# [Task description]
Set down all of the entries word for word, omitting the images they contain.

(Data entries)
⟨

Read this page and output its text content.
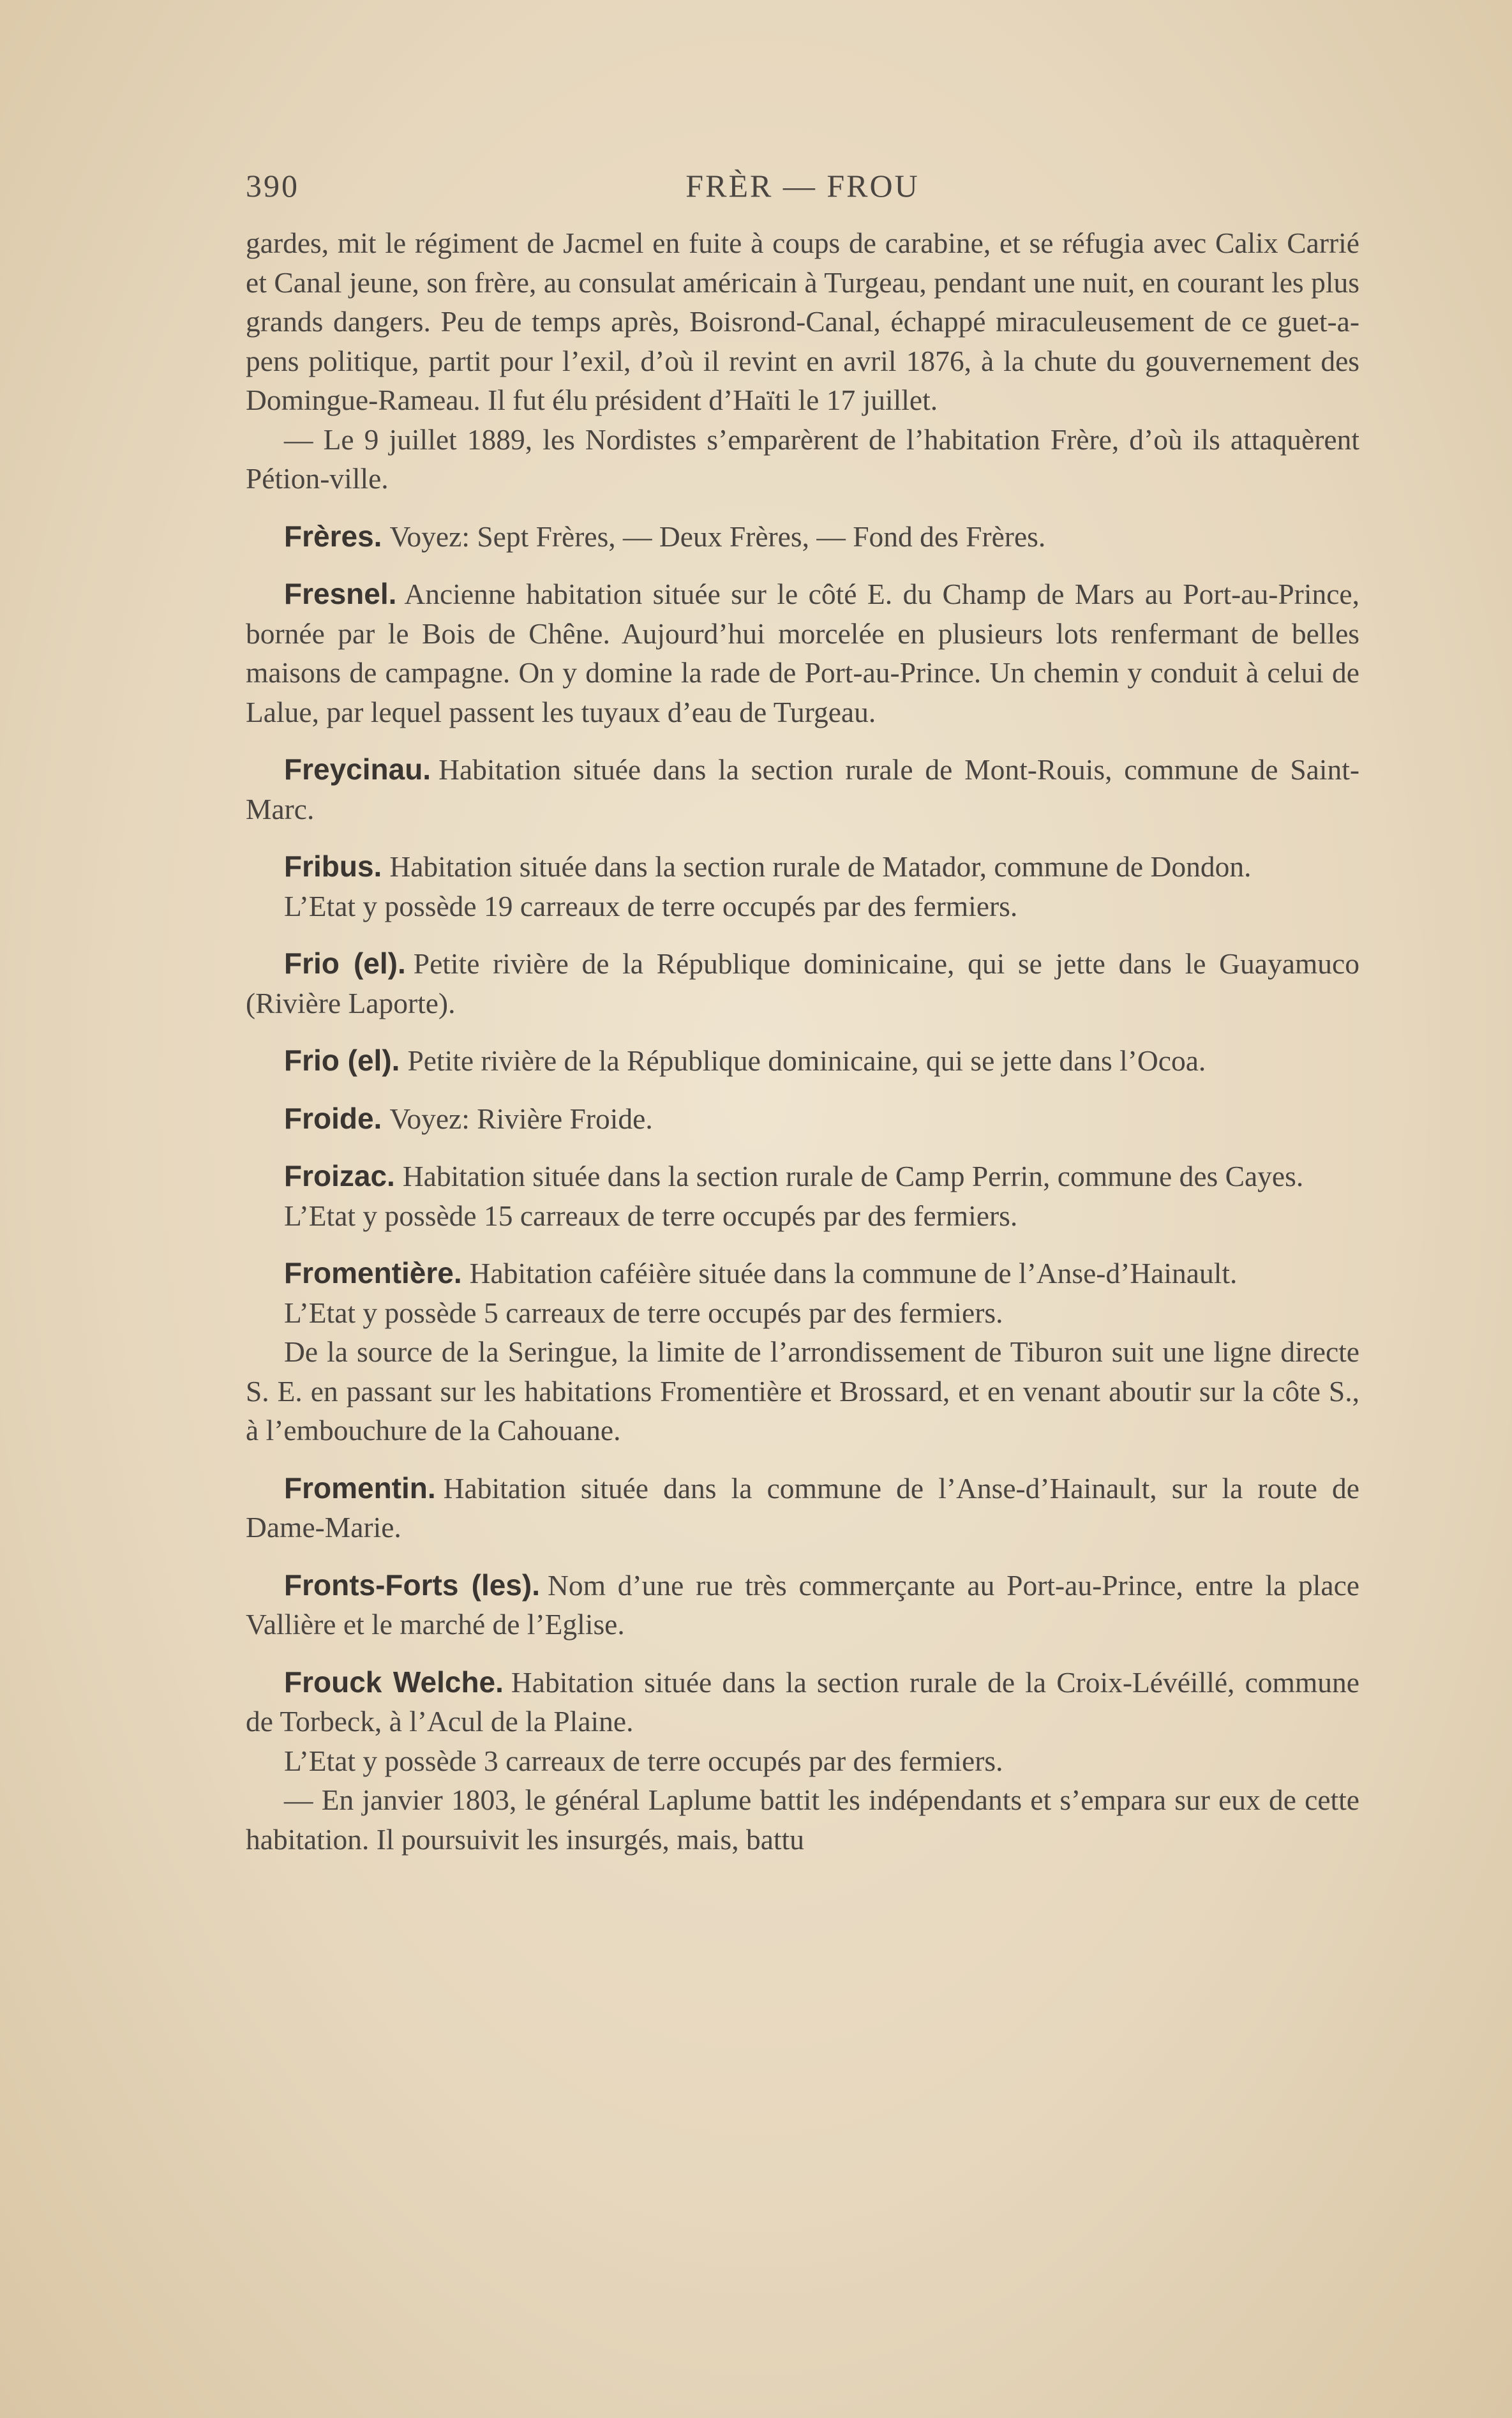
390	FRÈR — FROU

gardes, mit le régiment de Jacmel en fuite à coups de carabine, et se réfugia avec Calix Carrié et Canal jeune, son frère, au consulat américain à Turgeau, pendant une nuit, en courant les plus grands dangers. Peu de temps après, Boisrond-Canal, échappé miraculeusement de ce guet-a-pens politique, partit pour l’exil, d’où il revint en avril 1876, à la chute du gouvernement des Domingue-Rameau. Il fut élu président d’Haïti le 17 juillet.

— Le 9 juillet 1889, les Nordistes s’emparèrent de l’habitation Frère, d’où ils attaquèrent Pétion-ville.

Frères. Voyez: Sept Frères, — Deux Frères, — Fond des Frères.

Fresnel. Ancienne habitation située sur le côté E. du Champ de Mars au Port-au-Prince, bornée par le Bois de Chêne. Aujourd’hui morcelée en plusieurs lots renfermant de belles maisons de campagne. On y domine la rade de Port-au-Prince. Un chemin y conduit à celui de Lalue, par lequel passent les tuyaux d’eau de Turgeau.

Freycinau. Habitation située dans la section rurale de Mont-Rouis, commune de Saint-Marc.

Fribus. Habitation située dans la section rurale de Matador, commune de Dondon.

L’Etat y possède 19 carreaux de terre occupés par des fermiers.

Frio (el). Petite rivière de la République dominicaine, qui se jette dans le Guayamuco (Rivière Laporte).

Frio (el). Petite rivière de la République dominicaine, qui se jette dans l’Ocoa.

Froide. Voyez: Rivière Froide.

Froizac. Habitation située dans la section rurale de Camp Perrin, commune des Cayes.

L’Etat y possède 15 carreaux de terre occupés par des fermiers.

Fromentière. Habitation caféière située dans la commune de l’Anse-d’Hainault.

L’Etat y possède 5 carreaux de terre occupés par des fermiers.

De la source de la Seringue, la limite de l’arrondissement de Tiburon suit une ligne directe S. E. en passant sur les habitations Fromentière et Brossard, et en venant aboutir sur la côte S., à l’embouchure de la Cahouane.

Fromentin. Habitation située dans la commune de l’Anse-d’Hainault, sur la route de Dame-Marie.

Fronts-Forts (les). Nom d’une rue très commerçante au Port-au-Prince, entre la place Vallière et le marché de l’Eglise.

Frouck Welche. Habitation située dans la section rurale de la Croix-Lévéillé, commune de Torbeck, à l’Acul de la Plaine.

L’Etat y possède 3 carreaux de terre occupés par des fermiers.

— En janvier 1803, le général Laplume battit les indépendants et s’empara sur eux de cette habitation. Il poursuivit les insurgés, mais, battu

⟩

# [Task output]
Read this page and output its text content.
390	FRÈR — FROU

gardes, mit le régiment de Jacmel en fuite à coups de carabine, et se réfugia avec Calix Carrié et Canal jeune, son frère, au consulat américain à Turgeau, pendant une nuit, en courant les plus grands dangers. Peu de temps après, Boisrond-Canal, échappé miraculeusement de ce guet-a-pens politique, partit pour l’exil, d’où il revint en avril 1876, à la chute du gouvernement des Domingue-Rameau. Il fut élu président d’Haïti le 17 juillet.

— Le 9 juillet 1889, les Nordistes s’emparèrent de l’habitation Frère, d’où ils attaquèrent Pétion-ville.

Frères. Voyez: Sept Frères, — Deux Frères, — Fond des Frères.

Fresnel. Ancienne habitation située sur le côté E. du Champ de Mars au Port-au-Prince, bornée par le Bois de Chêne. Aujourd’hui morcelée en plusieurs lots renfermant de belles maisons de campagne. On y domine la rade de Port-au-Prince. Un chemin y conduit à celui de Lalue, par lequel passent les tuyaux d’eau de Turgeau.

Freycinau. Habitation située dans la section rurale de Mont-Rouis, commune de Saint-Marc.

Fribus. Habitation située dans la section rurale de Matador, commune de Dondon.

L’Etat y possède 19 carreaux de terre occupés par des fermiers.

Frio (el). Petite rivière de la République dominicaine, qui se jette dans le Guayamuco (Rivière Laporte).

Frio (el). Petite rivière de la République dominicaine, qui se jette dans l’Ocoa.

Froide. Voyez: Rivière Froide.

Froizac. Habitation située dans la section rurale de Camp Perrin, commune des Cayes.

L’Etat y possède 15 carreaux de terre occupés par des fermiers.

Fromentière. Habitation caféière située dans la commune de l’Anse-d’Hainault.

L’Etat y possède 5 carreaux de terre occupés par des fermiers.

De la source de la Seringue, la limite de l’arrondissement de Tiburon suit une ligne directe S. E. en passant sur les habitations Fromentière et Brossard, et en venant aboutir sur la côte S., à l’embouchure de la Cahouane.

Fromentin. Habitation située dans la commune de l’Anse-d’Hainault, sur la route de Dame-Marie.

Fronts-Forts (les). Nom d’une rue très commerçante au Port-au-Prince, entre la place Vallière et le marché de l’Eglise.

Frouck Welche. Habitation située dans la section rurale de la Croix-Lévéillé, commune de Torbeck, à l’Acul de la Plaine.

L’Etat y possède 3 carreaux de terre occupés par des fermiers.

— En janvier 1803, le général Laplume battit les indépendants et s’empara sur eux de cette habitation. Il poursuivit les insurgés, mais, battu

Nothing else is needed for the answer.